_Records for the exercise:_
====
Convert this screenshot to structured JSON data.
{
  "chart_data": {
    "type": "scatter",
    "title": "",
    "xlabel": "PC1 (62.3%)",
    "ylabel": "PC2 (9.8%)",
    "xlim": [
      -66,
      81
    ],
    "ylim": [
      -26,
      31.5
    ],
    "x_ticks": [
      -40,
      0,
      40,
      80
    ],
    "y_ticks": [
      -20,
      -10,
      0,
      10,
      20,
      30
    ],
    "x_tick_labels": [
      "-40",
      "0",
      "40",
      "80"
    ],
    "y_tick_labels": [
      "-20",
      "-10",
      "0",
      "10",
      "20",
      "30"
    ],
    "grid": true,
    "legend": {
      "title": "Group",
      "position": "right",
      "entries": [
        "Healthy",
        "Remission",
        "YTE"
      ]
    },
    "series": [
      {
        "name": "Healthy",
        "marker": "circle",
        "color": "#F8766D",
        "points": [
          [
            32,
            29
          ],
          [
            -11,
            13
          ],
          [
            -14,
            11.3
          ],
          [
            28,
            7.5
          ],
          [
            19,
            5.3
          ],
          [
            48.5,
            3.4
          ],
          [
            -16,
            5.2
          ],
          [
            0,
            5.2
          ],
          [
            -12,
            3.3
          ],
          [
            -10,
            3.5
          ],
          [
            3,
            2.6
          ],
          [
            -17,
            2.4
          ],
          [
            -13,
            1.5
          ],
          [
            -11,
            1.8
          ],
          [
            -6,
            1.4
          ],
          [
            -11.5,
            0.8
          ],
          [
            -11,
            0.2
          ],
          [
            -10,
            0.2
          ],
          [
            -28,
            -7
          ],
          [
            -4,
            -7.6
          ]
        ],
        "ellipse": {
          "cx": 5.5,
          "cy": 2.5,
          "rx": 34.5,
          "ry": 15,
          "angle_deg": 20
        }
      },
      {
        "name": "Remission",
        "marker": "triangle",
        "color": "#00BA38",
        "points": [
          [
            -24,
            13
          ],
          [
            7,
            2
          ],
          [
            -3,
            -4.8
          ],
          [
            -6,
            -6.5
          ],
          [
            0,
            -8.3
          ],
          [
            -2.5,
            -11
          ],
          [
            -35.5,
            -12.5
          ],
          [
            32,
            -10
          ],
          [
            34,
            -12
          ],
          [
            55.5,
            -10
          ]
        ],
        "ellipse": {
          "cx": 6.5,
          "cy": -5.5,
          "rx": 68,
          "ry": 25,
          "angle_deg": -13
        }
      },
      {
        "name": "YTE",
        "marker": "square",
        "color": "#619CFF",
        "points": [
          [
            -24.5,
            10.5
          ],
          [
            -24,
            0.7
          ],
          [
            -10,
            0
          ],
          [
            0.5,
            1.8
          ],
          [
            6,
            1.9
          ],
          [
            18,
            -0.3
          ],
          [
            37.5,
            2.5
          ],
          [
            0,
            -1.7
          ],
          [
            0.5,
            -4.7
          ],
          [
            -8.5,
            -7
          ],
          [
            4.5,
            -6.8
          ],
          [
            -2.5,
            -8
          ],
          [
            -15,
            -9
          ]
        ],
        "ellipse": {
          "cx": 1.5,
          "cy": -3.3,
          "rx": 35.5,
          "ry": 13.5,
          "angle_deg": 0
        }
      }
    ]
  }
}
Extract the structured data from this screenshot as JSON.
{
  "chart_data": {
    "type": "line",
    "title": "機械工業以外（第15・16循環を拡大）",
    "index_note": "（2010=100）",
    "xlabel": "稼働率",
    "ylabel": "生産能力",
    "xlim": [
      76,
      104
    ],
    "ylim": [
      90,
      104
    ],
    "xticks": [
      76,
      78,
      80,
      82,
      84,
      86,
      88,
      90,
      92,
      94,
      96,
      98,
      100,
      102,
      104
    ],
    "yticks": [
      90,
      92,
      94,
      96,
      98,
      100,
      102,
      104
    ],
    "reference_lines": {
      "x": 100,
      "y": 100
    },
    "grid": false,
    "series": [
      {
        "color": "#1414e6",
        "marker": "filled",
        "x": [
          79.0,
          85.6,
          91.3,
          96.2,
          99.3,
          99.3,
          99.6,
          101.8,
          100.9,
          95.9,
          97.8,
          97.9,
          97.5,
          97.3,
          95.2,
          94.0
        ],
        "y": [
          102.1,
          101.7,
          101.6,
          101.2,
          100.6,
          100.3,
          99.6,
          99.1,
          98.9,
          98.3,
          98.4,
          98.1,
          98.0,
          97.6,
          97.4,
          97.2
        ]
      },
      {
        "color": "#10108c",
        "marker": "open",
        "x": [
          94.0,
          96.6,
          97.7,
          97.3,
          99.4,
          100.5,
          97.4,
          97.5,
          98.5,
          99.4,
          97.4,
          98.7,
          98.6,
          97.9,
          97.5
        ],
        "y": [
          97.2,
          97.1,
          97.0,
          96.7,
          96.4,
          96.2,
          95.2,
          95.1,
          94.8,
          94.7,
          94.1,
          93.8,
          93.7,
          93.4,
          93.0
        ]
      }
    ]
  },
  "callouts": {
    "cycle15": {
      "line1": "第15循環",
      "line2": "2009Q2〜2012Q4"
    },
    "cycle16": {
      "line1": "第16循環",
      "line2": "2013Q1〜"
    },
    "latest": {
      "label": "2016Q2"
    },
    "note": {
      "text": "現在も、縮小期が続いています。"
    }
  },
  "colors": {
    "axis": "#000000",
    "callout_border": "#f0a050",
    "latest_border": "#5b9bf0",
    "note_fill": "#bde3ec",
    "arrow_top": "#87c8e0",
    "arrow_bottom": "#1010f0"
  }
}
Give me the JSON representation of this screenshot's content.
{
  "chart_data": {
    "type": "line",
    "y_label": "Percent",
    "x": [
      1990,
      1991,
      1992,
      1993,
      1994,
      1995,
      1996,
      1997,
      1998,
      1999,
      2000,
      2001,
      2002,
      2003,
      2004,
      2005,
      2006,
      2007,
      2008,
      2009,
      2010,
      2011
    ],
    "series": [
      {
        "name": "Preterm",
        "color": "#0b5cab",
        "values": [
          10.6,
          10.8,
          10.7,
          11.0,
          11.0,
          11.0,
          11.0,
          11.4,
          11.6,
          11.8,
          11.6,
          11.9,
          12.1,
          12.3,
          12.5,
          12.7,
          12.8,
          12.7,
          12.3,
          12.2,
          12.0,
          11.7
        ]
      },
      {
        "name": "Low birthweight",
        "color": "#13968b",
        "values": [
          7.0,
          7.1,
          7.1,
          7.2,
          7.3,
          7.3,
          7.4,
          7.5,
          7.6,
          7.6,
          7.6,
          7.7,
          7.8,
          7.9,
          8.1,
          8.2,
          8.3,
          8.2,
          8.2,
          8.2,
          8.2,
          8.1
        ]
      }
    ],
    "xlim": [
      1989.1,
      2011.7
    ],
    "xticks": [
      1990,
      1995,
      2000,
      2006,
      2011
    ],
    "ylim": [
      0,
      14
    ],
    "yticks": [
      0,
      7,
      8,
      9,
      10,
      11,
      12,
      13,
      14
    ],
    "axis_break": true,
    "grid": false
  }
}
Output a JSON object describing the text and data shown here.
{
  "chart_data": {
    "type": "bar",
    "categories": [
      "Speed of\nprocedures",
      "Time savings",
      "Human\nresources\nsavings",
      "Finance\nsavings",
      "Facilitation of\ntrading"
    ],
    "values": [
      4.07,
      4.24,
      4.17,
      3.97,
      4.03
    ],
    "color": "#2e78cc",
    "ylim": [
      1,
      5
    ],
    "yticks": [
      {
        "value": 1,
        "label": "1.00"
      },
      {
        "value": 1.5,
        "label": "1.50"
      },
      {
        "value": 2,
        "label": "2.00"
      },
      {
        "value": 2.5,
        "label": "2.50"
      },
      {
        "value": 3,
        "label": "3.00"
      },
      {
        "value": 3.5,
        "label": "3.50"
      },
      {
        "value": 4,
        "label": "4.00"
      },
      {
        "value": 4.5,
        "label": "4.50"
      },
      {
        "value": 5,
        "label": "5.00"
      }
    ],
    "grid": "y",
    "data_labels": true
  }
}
====
_Exercise:_ Which lines include "text"? Copy each of them out.

_Written solution:_
      "text": "現在も、縮小期が続いています。"
Output a JSON object describing the text and data shown here.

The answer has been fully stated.